Short exercise:
Extract each line from the entries below that has the string "MagicalPrediction" in it.

----- Provided entries

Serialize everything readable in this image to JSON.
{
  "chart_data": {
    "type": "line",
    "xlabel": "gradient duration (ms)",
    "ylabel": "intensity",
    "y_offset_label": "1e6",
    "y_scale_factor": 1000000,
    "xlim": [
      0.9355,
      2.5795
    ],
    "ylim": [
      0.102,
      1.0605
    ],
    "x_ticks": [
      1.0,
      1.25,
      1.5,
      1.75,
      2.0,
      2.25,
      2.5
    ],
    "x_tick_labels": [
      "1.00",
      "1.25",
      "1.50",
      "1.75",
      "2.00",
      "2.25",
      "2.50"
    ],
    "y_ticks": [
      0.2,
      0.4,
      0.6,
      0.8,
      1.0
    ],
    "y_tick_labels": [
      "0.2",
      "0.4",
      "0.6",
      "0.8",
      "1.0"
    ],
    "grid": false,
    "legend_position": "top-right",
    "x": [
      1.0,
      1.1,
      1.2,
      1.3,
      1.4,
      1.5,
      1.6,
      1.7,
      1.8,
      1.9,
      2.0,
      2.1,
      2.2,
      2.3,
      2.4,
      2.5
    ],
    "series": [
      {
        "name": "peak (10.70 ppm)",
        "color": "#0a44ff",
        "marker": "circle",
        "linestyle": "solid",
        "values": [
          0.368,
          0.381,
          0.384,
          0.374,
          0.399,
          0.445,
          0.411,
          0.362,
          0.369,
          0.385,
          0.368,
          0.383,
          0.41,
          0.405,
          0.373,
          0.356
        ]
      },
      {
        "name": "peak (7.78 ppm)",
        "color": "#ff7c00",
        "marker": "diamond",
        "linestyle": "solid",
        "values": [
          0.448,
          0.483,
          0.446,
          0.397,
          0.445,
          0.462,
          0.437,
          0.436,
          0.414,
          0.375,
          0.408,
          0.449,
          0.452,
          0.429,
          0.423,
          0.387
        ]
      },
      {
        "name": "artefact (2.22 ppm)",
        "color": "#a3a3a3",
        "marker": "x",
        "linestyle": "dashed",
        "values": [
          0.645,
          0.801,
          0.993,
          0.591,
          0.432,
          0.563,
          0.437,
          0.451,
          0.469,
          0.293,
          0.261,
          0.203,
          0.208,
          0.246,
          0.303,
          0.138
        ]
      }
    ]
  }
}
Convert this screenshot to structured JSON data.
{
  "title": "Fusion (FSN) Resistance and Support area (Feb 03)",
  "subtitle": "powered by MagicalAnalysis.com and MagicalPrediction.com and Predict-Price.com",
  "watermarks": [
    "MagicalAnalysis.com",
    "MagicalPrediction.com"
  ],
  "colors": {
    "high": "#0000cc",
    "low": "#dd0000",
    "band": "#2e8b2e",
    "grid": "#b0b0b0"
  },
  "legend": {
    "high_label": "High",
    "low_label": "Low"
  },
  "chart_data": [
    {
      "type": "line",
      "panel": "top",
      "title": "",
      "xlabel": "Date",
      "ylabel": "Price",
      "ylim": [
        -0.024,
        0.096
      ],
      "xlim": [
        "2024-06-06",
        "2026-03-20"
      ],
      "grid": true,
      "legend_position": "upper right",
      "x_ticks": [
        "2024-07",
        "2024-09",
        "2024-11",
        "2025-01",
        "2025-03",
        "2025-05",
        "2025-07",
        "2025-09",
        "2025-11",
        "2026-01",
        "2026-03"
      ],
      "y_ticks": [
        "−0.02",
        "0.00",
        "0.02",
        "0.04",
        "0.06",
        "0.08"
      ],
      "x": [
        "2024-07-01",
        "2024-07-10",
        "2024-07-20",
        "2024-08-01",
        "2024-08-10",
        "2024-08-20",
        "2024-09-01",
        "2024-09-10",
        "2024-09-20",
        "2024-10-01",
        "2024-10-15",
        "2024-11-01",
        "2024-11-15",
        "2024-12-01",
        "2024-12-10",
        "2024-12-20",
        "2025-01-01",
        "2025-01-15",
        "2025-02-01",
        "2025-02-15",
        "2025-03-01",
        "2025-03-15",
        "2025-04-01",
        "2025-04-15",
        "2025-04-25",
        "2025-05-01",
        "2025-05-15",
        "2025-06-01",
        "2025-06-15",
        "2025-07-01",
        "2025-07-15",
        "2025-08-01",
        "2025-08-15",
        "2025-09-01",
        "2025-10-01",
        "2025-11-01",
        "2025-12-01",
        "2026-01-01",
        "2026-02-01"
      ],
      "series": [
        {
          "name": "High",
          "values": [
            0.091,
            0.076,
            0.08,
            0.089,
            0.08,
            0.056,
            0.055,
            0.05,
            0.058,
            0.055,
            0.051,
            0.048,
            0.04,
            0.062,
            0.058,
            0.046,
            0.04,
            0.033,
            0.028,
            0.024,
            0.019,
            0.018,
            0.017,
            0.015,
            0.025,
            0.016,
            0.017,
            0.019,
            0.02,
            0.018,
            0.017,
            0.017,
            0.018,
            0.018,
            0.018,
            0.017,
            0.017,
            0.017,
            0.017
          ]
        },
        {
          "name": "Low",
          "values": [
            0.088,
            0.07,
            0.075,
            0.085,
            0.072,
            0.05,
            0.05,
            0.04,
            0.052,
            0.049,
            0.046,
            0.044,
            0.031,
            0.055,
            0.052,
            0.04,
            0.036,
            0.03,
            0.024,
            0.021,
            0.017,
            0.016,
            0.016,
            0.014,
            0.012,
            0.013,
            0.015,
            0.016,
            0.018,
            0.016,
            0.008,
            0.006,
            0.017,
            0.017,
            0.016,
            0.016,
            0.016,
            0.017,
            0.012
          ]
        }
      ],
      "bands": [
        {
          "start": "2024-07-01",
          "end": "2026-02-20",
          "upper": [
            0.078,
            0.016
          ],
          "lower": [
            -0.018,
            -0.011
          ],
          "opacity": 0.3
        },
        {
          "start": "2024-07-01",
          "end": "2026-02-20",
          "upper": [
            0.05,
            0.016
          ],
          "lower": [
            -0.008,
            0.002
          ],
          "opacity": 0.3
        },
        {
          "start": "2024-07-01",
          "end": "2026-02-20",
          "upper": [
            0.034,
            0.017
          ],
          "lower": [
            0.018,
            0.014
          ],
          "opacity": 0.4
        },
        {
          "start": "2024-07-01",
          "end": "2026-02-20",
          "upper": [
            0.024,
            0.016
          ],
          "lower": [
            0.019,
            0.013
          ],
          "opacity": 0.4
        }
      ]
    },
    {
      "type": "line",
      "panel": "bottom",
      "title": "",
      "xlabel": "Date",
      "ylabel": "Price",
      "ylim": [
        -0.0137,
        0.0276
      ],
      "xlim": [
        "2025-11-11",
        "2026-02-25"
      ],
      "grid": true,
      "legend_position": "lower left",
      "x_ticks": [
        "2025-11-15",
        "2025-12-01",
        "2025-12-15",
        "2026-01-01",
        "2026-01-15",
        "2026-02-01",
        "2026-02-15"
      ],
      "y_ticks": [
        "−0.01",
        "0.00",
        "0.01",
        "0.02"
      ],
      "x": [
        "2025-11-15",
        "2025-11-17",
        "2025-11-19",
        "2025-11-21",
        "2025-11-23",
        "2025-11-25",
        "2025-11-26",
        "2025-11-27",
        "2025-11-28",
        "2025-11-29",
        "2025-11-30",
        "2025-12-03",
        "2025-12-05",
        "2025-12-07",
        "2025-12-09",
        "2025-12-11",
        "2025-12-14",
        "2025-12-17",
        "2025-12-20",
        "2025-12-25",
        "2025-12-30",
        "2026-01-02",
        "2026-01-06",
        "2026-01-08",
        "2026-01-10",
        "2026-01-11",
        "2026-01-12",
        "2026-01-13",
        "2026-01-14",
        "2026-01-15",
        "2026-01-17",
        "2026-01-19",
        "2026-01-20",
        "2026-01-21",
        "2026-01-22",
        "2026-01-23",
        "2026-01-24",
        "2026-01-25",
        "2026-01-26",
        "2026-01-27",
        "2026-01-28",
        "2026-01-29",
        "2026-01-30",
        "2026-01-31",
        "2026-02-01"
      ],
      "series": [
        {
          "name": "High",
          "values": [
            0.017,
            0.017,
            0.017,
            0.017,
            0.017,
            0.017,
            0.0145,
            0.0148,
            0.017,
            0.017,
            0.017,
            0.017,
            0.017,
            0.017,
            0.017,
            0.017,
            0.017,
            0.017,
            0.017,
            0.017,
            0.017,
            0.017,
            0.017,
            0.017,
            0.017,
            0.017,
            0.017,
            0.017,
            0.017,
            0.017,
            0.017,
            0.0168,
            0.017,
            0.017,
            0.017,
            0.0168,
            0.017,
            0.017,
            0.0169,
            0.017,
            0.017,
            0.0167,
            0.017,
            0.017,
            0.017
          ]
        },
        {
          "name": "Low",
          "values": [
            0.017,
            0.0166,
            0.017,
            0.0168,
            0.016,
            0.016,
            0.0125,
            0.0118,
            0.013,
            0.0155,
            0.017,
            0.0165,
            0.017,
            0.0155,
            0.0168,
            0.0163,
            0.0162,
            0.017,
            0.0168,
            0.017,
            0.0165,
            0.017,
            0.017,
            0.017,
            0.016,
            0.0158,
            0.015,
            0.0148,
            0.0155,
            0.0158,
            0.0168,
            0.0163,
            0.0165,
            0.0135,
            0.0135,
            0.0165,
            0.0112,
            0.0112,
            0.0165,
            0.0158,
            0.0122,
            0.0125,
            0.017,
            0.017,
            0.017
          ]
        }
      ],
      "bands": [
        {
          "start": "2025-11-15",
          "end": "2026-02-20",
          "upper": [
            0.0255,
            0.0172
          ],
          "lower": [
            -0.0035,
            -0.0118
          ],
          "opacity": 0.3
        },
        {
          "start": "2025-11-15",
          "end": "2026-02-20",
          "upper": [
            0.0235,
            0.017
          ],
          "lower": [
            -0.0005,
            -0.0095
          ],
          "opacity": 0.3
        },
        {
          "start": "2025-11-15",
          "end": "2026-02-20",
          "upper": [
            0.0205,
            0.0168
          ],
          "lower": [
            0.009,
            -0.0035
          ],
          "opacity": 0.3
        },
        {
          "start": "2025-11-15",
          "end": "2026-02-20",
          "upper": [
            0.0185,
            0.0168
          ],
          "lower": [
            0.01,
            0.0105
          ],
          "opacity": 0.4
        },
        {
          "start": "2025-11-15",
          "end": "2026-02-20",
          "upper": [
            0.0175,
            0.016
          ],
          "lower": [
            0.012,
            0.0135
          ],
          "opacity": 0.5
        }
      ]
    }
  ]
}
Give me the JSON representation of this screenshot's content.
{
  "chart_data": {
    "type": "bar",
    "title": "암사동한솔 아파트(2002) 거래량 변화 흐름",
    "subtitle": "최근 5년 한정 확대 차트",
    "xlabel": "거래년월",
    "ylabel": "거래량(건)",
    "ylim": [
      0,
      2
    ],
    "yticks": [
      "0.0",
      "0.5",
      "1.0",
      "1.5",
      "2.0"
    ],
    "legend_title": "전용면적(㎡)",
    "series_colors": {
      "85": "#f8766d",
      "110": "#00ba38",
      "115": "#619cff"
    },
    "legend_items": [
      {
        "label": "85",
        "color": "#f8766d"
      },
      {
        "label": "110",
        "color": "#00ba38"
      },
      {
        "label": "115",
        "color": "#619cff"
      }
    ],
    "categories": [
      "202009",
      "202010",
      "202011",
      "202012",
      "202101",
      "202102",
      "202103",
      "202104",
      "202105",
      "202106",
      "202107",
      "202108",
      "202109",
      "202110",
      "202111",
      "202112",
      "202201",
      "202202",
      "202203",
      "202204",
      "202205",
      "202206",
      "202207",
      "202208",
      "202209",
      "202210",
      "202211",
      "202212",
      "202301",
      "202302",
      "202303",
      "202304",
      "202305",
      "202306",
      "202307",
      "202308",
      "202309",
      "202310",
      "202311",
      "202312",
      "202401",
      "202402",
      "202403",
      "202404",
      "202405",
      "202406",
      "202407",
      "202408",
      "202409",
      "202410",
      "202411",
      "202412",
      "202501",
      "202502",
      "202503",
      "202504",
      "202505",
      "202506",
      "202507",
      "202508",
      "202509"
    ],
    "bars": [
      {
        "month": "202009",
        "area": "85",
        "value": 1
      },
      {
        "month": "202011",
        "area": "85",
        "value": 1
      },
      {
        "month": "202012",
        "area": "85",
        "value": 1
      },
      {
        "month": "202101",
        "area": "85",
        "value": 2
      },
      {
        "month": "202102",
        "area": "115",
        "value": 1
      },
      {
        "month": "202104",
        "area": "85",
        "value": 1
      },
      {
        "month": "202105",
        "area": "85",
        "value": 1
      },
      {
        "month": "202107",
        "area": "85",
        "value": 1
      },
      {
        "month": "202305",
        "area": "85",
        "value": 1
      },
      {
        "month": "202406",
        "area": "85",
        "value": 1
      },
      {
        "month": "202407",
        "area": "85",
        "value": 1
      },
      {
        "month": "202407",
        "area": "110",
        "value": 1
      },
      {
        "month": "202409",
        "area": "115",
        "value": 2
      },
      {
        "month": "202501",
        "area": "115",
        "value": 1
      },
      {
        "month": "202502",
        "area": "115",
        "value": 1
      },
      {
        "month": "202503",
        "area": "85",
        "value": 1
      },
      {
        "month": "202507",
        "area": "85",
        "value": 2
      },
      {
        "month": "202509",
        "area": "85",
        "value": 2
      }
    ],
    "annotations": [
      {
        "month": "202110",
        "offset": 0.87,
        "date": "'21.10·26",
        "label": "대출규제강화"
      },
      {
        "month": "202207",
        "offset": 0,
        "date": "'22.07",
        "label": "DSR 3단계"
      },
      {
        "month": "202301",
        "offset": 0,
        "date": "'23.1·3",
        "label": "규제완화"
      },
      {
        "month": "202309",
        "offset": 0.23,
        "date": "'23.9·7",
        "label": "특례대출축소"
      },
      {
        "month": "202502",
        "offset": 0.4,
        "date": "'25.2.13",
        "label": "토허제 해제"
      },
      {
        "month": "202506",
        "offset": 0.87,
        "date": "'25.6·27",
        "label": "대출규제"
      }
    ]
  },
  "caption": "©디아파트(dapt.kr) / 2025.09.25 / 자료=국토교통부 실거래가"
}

----------

Answer to this task:
  "subtitle": "powered by MagicalAnalysis.com and MagicalPrediction.com and Predict-Price.com",
    "MagicalPrediction.com"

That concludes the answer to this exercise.